◆ Task brief: The records are to be restated in their entirety, word for word.

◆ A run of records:
---

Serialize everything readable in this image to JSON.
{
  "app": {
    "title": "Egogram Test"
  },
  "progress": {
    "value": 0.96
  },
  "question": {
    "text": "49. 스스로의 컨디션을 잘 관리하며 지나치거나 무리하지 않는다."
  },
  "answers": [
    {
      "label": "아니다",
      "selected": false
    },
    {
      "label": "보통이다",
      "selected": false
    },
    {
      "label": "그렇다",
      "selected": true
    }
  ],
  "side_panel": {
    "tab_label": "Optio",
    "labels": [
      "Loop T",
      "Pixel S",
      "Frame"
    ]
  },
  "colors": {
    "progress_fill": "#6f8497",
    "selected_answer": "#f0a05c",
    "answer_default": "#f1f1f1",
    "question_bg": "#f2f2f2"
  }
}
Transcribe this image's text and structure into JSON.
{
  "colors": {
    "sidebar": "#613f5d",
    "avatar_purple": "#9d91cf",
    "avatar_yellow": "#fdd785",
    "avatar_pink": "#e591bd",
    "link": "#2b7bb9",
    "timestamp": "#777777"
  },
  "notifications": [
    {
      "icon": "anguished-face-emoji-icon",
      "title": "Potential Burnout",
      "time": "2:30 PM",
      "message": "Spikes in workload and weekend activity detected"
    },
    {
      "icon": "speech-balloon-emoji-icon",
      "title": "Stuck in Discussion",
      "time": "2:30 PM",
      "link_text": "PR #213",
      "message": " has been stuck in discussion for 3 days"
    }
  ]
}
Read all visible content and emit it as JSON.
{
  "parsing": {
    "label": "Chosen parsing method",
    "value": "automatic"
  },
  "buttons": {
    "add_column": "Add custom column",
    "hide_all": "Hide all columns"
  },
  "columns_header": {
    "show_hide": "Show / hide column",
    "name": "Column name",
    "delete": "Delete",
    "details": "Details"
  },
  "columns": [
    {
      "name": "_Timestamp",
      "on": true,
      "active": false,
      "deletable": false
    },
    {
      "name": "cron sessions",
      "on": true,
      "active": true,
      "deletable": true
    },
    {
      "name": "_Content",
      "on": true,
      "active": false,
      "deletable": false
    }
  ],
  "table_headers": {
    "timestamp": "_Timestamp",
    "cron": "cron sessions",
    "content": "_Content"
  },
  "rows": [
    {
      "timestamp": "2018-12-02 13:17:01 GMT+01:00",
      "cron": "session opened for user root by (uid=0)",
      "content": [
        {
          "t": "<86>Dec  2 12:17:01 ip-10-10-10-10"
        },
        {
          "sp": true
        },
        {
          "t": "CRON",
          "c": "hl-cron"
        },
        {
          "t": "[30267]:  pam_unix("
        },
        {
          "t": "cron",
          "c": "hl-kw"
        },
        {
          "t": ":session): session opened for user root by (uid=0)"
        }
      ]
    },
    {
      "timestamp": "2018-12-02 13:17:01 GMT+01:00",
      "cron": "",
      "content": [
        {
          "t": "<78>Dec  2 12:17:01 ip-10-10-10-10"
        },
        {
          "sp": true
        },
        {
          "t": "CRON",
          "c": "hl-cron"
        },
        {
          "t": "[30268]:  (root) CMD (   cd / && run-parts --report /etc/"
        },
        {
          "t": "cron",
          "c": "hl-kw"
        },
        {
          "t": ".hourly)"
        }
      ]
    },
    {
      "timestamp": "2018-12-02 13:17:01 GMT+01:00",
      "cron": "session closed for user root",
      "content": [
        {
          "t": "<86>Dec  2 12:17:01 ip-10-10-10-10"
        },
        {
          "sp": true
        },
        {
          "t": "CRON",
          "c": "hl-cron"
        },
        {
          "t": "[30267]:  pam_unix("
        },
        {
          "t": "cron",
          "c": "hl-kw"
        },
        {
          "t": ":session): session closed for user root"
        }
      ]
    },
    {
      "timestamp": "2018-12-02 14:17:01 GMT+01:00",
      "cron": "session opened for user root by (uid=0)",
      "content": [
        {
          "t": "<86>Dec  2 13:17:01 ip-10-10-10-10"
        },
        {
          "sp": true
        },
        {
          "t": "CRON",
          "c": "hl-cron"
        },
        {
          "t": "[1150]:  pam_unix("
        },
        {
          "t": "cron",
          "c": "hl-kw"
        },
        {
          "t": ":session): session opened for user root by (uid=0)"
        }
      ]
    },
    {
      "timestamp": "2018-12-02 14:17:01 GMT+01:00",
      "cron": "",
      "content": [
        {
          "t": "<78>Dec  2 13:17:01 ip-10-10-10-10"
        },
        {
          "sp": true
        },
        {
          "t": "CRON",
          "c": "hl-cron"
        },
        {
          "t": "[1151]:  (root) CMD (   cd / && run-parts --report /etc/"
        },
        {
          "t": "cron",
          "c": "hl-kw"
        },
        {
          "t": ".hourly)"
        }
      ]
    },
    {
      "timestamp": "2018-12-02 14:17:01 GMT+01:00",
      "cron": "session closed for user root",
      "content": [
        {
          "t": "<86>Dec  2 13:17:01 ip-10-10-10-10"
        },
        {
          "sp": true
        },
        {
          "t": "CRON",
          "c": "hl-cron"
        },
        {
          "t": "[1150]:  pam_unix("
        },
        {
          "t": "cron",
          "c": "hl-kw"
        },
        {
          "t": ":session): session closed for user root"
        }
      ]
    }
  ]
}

---

◆ Correct result:
Serialize everything readable in this image to JSON.
{
  "app": {
    "title": "Egogram Test"
  },
  "progress": {
    "value": 0.96
  },
  "question": {
    "text": "49. 스스로의 컨디션을 잘 관리하며 지나치거나 무리하지 않는다."
  },
  "answers": [
    {
      "label": "아니다",
      "selected": false
    },
    {
      "label": "보통이다",
      "selected": false
    },
    {
      "label": "그렇다",
      "selected": true
    }
  ],
  "side_panel": {
    "tab_label": "Optio",
    "labels": [
      "Loop T",
      "Pixel S",
      "Frame"
    ]
  },
  "colors": {
    "progress_fill": "#6f8497",
    "selected_answer": "#f0a05c",
    "answer_default": "#f1f1f1",
    "question_bg": "#f2f2f2"
  }
}
Transcribe this image's text and structure into JSON.
{
  "colors": {
    "sidebar": "#613f5d",
    "avatar_purple": "#9d91cf",
    "avatar_yellow": "#fdd785",
    "avatar_pink": "#e591bd",
    "link": "#2b7bb9",
    "timestamp": "#777777"
  },
  "notifications": [
    {
      "icon": "anguished-face-emoji-icon",
      "title": "Potential Burnout",
      "time": "2:30 PM",
      "message": "Spikes in workload and weekend activity detected"
    },
    {
      "icon": "speech-balloon-emoji-icon",
      "title": "Stuck in Discussion",
      "time": "2:30 PM",
      "link_text": "PR #213",
      "message": " has been stuck in discussion for 3 days"
    }
  ]
}
Read all visible content and emit it as JSON.
{
  "parsing": {
    "label": "Chosen parsing method",
    "value": "automatic"
  },
  "buttons": {
    "add_column": "Add custom column",
    "hide_all": "Hide all columns"
  },
  "columns_header": {
    "show_hide": "Show / hide column",
    "name": "Column name",
    "delete": "Delete",
    "details": "Details"
  },
  "columns": [
    {
      "name": "_Timestamp",
      "on": true,
      "active": false,
      "deletable": false
    },
    {
      "name": "cron sessions",
      "on": true,
      "active": true,
      "deletable": true
    },
    {
      "name": "_Content",
      "on": true,
      "active": false,
      "deletable": false
    }
  ],
  "table_headers": {
    "timestamp": "_Timestamp",
    "cron": "cron sessions",
    "content": "_Content"
  },
  "rows": [
    {
      "timestamp": "2018-12-02 13:17:01 GMT+01:00",
      "cron": "session opened for user root by (uid=0)",
      "content": [
        {
          "t": "<86>Dec  2 12:17:01 ip-10-10-10-10"
        },
        {
          "sp": true
        },
        {
          "t": "CRON",
          "c": "hl-cron"
        },
        {
          "t": "[30267]:  pam_unix("
        },
        {
          "t": "cron",
          "c": "hl-kw"
        },
        {
          "t": ":session): session opened for user root by (uid=0)"
        }
      ]
    },
    {
      "timestamp": "2018-12-02 13:17:01 GMT+01:00",
      "cron": "",
      "content": [
        {
          "t": "<78>Dec  2 12:17:01 ip-10-10-10-10"
        },
        {
          "sp": true
        },
        {
          "t": "CRON",
          "c": "hl-cron"
        },
        {
          "t": "[30268]:  (root) CMD (   cd / && run-parts --report /etc/"
        },
        {
          "t": "cron",
          "c": "hl-kw"
        },
        {
          "t": ".hourly)"
        }
      ]
    },
    {
      "timestamp": "2018-12-02 13:17:01 GMT+01:00",
      "cron": "session closed for user root",
      "content": [
        {
          "t": "<86>Dec  2 12:17:01 ip-10-10-10-10"
        },
        {
          "sp": true
        },
        {
          "t": "CRON",
          "c": "hl-cron"
        },
        {
          "t": "[30267]:  pam_unix("
        },
        {
          "t": "cron",
          "c": "hl-kw"
        },
        {
          "t": ":session): session closed for user root"
        }
      ]
    },
    {
      "timestamp": "2018-12-02 14:17:01 GMT+01:00",
      "cron": "session opened for user root by (uid=0)",
      "content": [
        {
          "t": "<86>Dec  2 13:17:01 ip-10-10-10-10"
        },
        {
          "sp": true
        },
        {
          "t": "CRON",
          "c": "hl-cron"
        },
        {
          "t": "[1150]:  pam_unix("
        },
        {
          "t": "cron",
          "c": "hl-kw"
        },
        {
          "t": ":session): session opened for user root by (uid=0)"
        }
      ]
    },
    {
      "timestamp": "2018-12-02 14:17:01 GMT+01:00",
      "cron": "",
      "content": [
        {
          "t": "<78>Dec  2 13:17:01 ip-10-10-10-10"
        },
        {
          "sp": true
        },
        {
          "t": "CRON",
          "c": "hl-cron"
        },
        {
          "t": "[1151]:  (root) CMD (   cd / && run-parts --report /etc/"
        },
        {
          "t": "cron",
          "c": "hl-kw"
        },
        {
          "t": ".hourly)"
        }
      ]
    },
    {
      "timestamp": "2018-12-02 14:17:01 GMT+01:00",
      "cron": "session closed for user root",
      "content": [
        {
          "t": "<86>Dec  2 13:17:01 ip-10-10-10-10"
        },
        {
          "sp": true
        },
        {
          "t": "CRON",
          "c": "hl-cron"
        },
        {
          "t": "[1150]:  pam_unix("
        },
        {
          "t": "cron",
          "c": "hl-kw"
        },
        {
          "t": ":session): session closed for user root"
        }
      ]
    }
  ]
}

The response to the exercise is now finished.